WHAT THE TASK REQUIRES
Examine the records and identify each line that includes the string "name". Copy those lines.

Figure record extracts
────────
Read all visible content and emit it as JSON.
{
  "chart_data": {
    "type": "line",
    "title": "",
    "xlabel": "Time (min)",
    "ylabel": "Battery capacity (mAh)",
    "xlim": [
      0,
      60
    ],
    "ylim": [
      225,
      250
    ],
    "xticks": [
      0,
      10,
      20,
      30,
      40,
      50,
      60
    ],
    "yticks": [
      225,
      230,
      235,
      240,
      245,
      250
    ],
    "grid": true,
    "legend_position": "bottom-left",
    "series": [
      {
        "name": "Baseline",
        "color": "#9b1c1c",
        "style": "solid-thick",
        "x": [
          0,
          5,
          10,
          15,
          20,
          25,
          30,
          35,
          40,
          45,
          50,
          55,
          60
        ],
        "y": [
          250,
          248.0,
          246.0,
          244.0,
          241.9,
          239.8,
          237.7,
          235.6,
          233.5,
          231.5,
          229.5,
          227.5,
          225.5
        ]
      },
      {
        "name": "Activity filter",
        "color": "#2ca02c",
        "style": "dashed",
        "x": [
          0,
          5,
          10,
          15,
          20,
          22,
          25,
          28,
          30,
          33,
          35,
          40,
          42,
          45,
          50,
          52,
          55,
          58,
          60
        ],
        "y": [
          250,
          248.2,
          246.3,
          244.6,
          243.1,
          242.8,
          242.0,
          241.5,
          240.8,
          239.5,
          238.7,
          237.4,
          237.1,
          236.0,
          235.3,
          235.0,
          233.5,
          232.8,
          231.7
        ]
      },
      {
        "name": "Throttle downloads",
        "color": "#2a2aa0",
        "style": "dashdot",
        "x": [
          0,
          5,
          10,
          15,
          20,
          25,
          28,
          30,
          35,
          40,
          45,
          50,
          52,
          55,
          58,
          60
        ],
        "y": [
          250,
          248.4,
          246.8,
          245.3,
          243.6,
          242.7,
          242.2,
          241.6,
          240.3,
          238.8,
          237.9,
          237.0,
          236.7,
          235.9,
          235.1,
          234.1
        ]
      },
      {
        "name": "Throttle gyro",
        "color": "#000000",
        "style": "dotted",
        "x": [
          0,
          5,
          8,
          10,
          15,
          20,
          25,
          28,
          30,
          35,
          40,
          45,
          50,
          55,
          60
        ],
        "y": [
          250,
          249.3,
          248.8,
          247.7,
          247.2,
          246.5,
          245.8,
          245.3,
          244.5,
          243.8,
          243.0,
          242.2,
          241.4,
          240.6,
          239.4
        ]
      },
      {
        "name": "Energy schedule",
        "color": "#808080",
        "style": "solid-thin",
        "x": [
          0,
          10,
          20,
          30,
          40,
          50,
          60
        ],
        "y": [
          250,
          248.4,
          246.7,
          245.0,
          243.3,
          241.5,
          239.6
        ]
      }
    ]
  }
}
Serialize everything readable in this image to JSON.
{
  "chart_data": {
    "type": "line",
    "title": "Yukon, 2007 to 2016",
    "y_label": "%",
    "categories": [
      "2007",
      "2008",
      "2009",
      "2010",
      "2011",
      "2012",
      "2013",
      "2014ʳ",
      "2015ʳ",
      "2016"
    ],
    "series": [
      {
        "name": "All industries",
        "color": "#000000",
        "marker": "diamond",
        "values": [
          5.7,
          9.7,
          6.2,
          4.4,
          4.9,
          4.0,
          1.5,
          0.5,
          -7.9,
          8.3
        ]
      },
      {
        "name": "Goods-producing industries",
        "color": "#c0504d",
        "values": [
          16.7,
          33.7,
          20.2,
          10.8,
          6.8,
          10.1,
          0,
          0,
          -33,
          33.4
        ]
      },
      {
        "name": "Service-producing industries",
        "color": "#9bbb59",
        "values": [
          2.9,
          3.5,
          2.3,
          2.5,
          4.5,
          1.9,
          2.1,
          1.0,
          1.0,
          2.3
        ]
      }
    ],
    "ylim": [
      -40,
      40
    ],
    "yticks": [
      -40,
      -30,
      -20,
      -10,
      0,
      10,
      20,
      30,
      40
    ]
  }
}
────────
SOLVED EXERCISE
        "name": "Baseline",
        "name": "Activity filter",
        "name": "Throttle downloads",
        "name": "Throttle gyro",
        "name": "Energy schedule",
        "name": "All industries",
        "name": "Goods-producing industries",
        "name": "Service-producing industries",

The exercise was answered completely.